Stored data

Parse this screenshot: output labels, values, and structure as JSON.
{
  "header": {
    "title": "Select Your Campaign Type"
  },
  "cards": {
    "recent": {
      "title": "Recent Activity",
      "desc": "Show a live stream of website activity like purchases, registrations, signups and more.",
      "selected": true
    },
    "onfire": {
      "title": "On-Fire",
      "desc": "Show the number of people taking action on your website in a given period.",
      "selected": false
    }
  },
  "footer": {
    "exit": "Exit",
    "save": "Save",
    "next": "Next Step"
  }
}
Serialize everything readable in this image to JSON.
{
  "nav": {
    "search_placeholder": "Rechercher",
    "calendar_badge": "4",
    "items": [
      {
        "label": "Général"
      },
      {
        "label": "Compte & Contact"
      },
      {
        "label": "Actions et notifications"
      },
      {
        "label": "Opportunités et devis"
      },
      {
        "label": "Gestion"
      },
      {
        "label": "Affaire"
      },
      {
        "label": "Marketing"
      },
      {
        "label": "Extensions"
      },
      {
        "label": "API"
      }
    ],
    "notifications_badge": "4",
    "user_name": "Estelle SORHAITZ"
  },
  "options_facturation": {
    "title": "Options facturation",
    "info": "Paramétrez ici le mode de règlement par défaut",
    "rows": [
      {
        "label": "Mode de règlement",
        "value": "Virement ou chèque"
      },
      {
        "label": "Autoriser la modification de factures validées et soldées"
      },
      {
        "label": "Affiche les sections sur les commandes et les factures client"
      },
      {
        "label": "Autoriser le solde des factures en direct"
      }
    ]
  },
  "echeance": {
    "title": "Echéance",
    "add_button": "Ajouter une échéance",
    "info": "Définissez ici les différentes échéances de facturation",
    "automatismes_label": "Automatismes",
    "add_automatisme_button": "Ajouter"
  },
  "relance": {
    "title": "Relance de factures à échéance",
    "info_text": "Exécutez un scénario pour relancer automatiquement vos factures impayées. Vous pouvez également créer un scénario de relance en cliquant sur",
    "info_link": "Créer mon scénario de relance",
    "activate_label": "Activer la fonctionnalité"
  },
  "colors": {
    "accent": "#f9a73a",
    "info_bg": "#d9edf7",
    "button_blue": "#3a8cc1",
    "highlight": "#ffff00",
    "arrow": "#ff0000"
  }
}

__Task goal__: Every line of the records above needs to be given again exactly.

__Answer to the problem__:
Parse this screenshot: output labels, values, and structure as JSON.
{
  "header": {
    "title": "Select Your Campaign Type"
  },
  "cards": {
    "recent": {
      "title": "Recent Activity",
      "desc": "Show a live stream of website activity like purchases, registrations, signups and more.",
      "selected": true
    },
    "onfire": {
      "title": "On-Fire",
      "desc": "Show the number of people taking action on your website in a given period.",
      "selected": false
    }
  },
  "footer": {
    "exit": "Exit",
    "save": "Save",
    "next": "Next Step"
  }
}
Serialize everything readable in this image to JSON.
{
  "nav": {
    "search_placeholder": "Rechercher",
    "calendar_badge": "4",
    "items": [
      {
        "label": "Général"
      },
      {
        "label": "Compte & Contact"
      },
      {
        "label": "Actions et notifications"
      },
      {
        "label": "Opportunités et devis"
      },
      {
        "label": "Gestion"
      },
      {
        "label": "Affaire"
      },
      {
        "label": "Marketing"
      },
      {
        "label": "Extensions"
      },
      {
        "label": "API"
      }
    ],
    "notifications_badge": "4",
    "user_name": "Estelle SORHAITZ"
  },
  "options_facturation": {
    "title": "Options facturation",
    "info": "Paramétrez ici le mode de règlement par défaut",
    "rows": [
      {
        "label": "Mode de règlement",
        "value": "Virement ou chèque"
      },
      {
        "label": "Autoriser la modification de factures validées et soldées"
      },
      {
        "label": "Affiche les sections sur les commandes et les factures client"
      },
      {
        "label": "Autoriser le solde des factures en direct"
      }
    ]
  },
  "echeance": {
    "title": "Echéance",
    "add_button": "Ajouter une échéance",
    "info": "Définissez ici les différentes échéances de facturation",
    "automatismes_label": "Automatismes",
    "add_automatisme_button": "Ajouter"
  },
  "relance": {
    "title": "Relance de factures à échéance",
    "info_text": "Exécutez un scénario pour relancer automatiquement vos factures impayées. Vous pouvez également créer un scénario de relance en cliquant sur",
    "info_link": "Créer mon scénario de relance",
    "activate_label": "Activer la fonctionnalité"
  },
  "colors": {
    "accent": "#f9a73a",
    "info_bg": "#d9edf7",
    "button_blue": "#3a8cc1",
    "highlight": "#ffff00",
    "arrow": "#ff0000"
  }
}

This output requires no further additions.